Requirements:
The listing beneath should be written out in full, exactly as shown.

Dataset records:
_ _ _ _ _ _ _

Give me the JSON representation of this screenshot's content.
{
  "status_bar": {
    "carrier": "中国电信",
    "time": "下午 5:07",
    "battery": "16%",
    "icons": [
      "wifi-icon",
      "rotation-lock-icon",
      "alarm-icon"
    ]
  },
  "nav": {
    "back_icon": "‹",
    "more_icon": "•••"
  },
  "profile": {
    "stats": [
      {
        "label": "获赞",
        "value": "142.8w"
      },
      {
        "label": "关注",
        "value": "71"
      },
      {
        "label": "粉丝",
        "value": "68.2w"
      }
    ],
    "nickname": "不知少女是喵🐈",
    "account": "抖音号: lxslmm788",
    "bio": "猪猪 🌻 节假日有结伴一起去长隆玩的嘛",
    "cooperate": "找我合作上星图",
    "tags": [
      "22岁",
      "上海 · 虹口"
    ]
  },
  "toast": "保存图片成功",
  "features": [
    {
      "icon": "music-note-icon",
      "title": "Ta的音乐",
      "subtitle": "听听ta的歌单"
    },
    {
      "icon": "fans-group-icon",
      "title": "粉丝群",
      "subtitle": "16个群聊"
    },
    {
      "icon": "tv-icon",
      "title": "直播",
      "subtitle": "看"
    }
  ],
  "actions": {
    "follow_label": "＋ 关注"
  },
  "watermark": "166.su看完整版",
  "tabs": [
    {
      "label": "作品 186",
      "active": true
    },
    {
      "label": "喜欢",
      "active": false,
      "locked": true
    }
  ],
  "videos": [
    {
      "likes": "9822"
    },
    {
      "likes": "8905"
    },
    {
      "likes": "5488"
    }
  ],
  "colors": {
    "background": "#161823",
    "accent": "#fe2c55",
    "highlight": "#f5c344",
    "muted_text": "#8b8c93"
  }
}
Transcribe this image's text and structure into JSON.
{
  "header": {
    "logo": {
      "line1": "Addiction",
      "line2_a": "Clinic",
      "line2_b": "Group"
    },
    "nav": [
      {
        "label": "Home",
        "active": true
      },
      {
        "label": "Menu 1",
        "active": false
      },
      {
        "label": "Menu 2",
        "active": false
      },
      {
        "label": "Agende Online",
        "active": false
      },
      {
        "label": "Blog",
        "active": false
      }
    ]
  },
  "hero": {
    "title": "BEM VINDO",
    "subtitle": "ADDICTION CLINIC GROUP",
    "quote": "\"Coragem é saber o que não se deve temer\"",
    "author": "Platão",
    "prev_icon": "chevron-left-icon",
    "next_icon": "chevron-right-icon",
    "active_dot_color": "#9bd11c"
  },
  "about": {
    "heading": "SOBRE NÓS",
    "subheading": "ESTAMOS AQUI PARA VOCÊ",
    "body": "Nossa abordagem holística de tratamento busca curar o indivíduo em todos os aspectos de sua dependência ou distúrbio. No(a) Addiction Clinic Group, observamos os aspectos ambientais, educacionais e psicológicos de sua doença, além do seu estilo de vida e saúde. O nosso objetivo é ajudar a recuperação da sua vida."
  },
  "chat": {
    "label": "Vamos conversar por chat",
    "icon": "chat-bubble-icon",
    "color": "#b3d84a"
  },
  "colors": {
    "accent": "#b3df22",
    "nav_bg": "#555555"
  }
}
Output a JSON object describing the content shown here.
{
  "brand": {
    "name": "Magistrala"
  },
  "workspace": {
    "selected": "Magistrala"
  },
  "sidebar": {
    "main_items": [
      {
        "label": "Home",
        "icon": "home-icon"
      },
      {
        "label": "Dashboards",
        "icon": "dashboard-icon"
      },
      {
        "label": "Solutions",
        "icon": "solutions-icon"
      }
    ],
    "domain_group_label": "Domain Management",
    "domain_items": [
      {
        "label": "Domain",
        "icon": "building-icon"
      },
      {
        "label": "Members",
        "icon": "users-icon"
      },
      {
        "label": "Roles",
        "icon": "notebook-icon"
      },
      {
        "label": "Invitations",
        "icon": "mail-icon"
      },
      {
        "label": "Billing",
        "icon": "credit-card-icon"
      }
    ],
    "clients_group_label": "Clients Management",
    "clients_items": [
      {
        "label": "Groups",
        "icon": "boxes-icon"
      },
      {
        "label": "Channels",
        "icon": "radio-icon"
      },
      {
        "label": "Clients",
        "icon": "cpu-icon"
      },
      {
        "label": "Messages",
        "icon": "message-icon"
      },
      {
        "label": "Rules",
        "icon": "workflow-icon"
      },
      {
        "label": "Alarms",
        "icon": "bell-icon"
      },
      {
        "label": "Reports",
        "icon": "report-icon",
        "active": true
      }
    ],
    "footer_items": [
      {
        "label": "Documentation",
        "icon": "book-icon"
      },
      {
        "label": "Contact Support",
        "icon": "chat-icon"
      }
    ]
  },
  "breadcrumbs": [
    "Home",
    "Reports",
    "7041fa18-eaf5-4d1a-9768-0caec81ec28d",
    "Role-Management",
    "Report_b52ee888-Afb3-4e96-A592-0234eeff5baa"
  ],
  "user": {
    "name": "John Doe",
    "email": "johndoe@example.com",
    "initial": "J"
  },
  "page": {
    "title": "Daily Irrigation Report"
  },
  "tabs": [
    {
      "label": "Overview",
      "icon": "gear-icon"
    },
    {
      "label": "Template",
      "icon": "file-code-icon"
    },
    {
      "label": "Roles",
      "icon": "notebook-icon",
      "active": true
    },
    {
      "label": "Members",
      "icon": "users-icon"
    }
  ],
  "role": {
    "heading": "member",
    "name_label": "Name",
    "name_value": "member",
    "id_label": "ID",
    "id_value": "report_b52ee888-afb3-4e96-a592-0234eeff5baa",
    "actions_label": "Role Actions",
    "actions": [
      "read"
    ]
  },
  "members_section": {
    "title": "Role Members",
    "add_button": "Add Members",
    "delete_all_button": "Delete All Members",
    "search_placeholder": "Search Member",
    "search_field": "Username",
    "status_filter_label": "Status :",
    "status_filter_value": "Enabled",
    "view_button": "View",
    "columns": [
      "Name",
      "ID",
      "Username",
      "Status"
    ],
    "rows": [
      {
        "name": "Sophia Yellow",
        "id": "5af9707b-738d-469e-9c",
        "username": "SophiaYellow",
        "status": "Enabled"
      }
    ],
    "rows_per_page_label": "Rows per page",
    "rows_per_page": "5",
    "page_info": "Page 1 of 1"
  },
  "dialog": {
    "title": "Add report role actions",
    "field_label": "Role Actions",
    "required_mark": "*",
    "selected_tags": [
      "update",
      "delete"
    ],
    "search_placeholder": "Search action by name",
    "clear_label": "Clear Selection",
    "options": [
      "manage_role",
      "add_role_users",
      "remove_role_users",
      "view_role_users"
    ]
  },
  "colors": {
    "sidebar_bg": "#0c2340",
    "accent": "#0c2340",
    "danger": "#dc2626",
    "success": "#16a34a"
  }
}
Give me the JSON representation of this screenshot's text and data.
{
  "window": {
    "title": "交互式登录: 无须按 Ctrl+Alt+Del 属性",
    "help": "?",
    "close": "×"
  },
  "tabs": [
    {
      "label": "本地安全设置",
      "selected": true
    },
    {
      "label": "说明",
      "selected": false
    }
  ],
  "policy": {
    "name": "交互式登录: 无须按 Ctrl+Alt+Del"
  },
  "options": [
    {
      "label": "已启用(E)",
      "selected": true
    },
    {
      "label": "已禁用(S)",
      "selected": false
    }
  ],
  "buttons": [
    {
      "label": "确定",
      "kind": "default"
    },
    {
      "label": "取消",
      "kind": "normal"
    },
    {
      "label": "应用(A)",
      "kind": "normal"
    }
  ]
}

_ _ _ _ _ _ _

Reply to the task:
Give me the JSON representation of this screenshot's content.
{
  "status_bar": {
    "carrier": "中国电信",
    "time": "下午 5:07",
    "battery": "16%",
    "icons": [
      "wifi-icon",
      "rotation-lock-icon",
      "alarm-icon"
    ]
  },
  "nav": {
    "back_icon": "‹",
    "more_icon": "•••"
  },
  "profile": {
    "stats": [
      {
        "label": "获赞",
        "value": "142.8w"
      },
      {
        "label": "关注",
        "value": "71"
      },
      {
        "label": "粉丝",
        "value": "68.2w"
      }
    ],
    "nickname": "不知少女是喵🐈",
    "account": "抖音号: lxslmm788",
    "bio": "猪猪 🌻 节假日有结伴一起去长隆玩的嘛",
    "cooperate": "找我合作上星图",
    "tags": [
      "22岁",
      "上海 · 虹口"
    ]
  },
  "toast": "保存图片成功",
  "features": [
    {
      "icon": "music-note-icon",
      "title": "Ta的音乐",
      "subtitle": "听听ta的歌单"
    },
    {
      "icon": "fans-group-icon",
      "title": "粉丝群",
      "subtitle": "16个群聊"
    },
    {
      "icon": "tv-icon",
      "title": "直播",
      "subtitle": "看"
    }
  ],
  "actions": {
    "follow_label": "＋ 关注"
  },
  "watermark": "166.su看完整版",
  "tabs": [
    {
      "label": "作品 186",
      "active": true
    },
    {
      "label": "喜欢",
      "active": false,
      "locked": true
    }
  ],
  "videos": [
    {
      "likes": "9822"
    },
    {
      "likes": "8905"
    },
    {
      "likes": "5488"
    }
  ],
  "colors": {
    "background": "#161823",
    "accent": "#fe2c55",
    "highlight": "#f5c344",
    "muted_text": "#8b8c93"
  }
}
Transcribe this image's text and structure into JSON.
{
  "header": {
    "logo": {
      "line1": "Addiction",
      "line2_a": "Clinic",
      "line2_b": "Group"
    },
    "nav": [
      {
        "label": "Home",
        "active": true
      },
      {
        "label": "Menu 1",
        "active": false
      },
      {
        "label": "Menu 2",
        "active": false
      },
      {
        "label": "Agende Online",
        "active": false
      },
      {
        "label": "Blog",
        "active": false
      }
    ]
  },
  "hero": {
    "title": "BEM VINDO",
    "subtitle": "ADDICTION CLINIC GROUP",
    "quote": "\"Coragem é saber o que não se deve temer\"",
    "author": "Platão",
    "prev_icon": "chevron-left-icon",
    "next_icon": "chevron-right-icon",
    "active_dot_color": "#9bd11c"
  },
  "about": {
    "heading": "SOBRE NÓS",
    "subheading": "ESTAMOS AQUI PARA VOCÊ",
    "body": "Nossa abordagem holística de tratamento busca curar o indivíduo em todos os aspectos de sua dependência ou distúrbio. No(a) Addiction Clinic Group, observamos os aspectos ambientais, educacionais e psicológicos de sua doença, além do seu estilo de vida e saúde. O nosso objetivo é ajudar a recuperação da sua vida."
  },
  "chat": {
    "label": "Vamos conversar por chat",
    "icon": "chat-bubble-icon",
    "color": "#b3d84a"
  },
  "colors": {
    "accent": "#b3df22",
    "nav_bg": "#555555"
  }
}
Output a JSON object describing the content shown here.
{
  "brand": {
    "name": "Magistrala"
  },
  "workspace": {
    "selected": "Magistrala"
  },
  "sidebar": {
    "main_items": [
      {
        "label": "Home",
        "icon": "home-icon"
      },
      {
        "label": "Dashboards",
        "icon": "dashboard-icon"
      },
      {
        "label": "Solutions",
        "icon": "solutions-icon"
      }
    ],
    "domain_group_label": "Domain Management",
    "domain_items": [
      {
        "label": "Domain",
        "icon": "building-icon"
      },
      {
        "label": "Members",
        "icon": "users-icon"
      },
      {
        "label": "Roles",
        "icon": "notebook-icon"
      },
      {
        "label": "Invitations",
        "icon": "mail-icon"
      },
      {
        "label": "Billing",
        "icon": "credit-card-icon"
      }
    ],
    "clients_group_label": "Clients Management",
    "clients_items": [
      {
        "label": "Groups",
        "icon": "boxes-icon"
      },
      {
        "label": "Channels",
        "icon": "radio-icon"
      },
      {
        "label": "Clients",
        "icon": "cpu-icon"
      },
      {
        "label": "Messages",
        "icon": "message-icon"
      },
      {
        "label": "Rules",
        "icon": "workflow-icon"
      },
      {
        "label": "Alarms",
        "icon": "bell-icon"
      },
      {
        "label": "Reports",
        "icon": "report-icon",
        "active": true
      }
    ],
    "footer_items": [
      {
        "label": "Documentation",
        "icon": "book-icon"
      },
      {
        "label": "Contact Support",
        "icon": "chat-icon"
      }
    ]
  },
  "breadcrumbs": [
    "Home",
    "Reports",
    "7041fa18-eaf5-4d1a-9768-0caec81ec28d",
    "Role-Management",
    "Report_b52ee888-Afb3-4e96-A592-0234eeff5baa"
  ],
  "user": {
    "name": "John Doe",
    "email": "johndoe@example.com",
    "initial": "J"
  },
  "page": {
    "title": "Daily Irrigation Report"
  },
  "tabs": [
    {
      "label": "Overview",
      "icon": "gear-icon"
    },
    {
      "label": "Template",
      "icon": "file-code-icon"
    },
    {
      "label": "Roles",
      "icon": "notebook-icon",
      "active": true
    },
    {
      "label": "Members",
      "icon": "users-icon"
    }
  ],
  "role": {
    "heading": "member",
    "name_label": "Name",
    "name_value": "member",
    "id_label": "ID",
    "id_value": "report_b52ee888-afb3-4e96-a592-0234eeff5baa",
    "actions_label": "Role Actions",
    "actions": [
      "read"
    ]
  },
  "members_section": {
    "title": "Role Members",
    "add_button": "Add Members",
    "delete_all_button": "Delete All Members",
    "search_placeholder": "Search Member",
    "search_field": "Username",
    "status_filter_label": "Status :",
    "status_filter_value": "Enabled",
    "view_button": "View",
    "columns": [
      "Name",
      "ID",
      "Username",
      "Status"
    ],
    "rows": [
      {
        "name": "Sophia Yellow",
        "id": "5af9707b-738d-469e-9c",
        "username": "SophiaYellow",
        "status": "Enabled"
      }
    ],
    "rows_per_page_label": "Rows per page",
    "rows_per_page": "5",
    "page_info": "Page 1 of 1"
  },
  "dialog": {
    "title": "Add report role actions",
    "field_label": "Role Actions",
    "required_mark": "*",
    "selected_tags": [
      "update",
      "delete"
    ],
    "search_placeholder": "Search action by name",
    "clear_label": "Clear Selection",
    "options": [
      "manage_role",
      "add_role_users",
      "remove_role_users",
      "view_role_users"
    ]
  },
  "colors": {
    "sidebar_bg": "#0c2340",
    "accent": "#0c2340",
    "danger": "#dc2626",
    "success": "#16a34a"
  }
}
Give me the JSON representation of this screenshot's text and data.
{
  "window": {
    "title": "交互式登录: 无须按 Ctrl+Alt+Del 属性",
    "help": "?",
    "close": "×"
  },
  "tabs": [
    {
      "label": "本地安全设置",
      "selected": true
    },
    {
      "label": "说明",
      "selected": false
    }
  ],
  "policy": {
    "name": "交互式登录: 无须按 Ctrl+Alt+Del"
  },
  "options": [
    {
      "label": "已启用(E)",
      "selected": true
    },
    {
      "label": "已禁用(S)",
      "selected": false
    }
  ],
  "buttons": [
    {
      "label": "确定",
      "kind": "default"
    },
    {
      "label": "取消",
      "kind": "normal"
    },
    {
      "label": "应用(A)",
      "kind": "normal"
    }
  ]
}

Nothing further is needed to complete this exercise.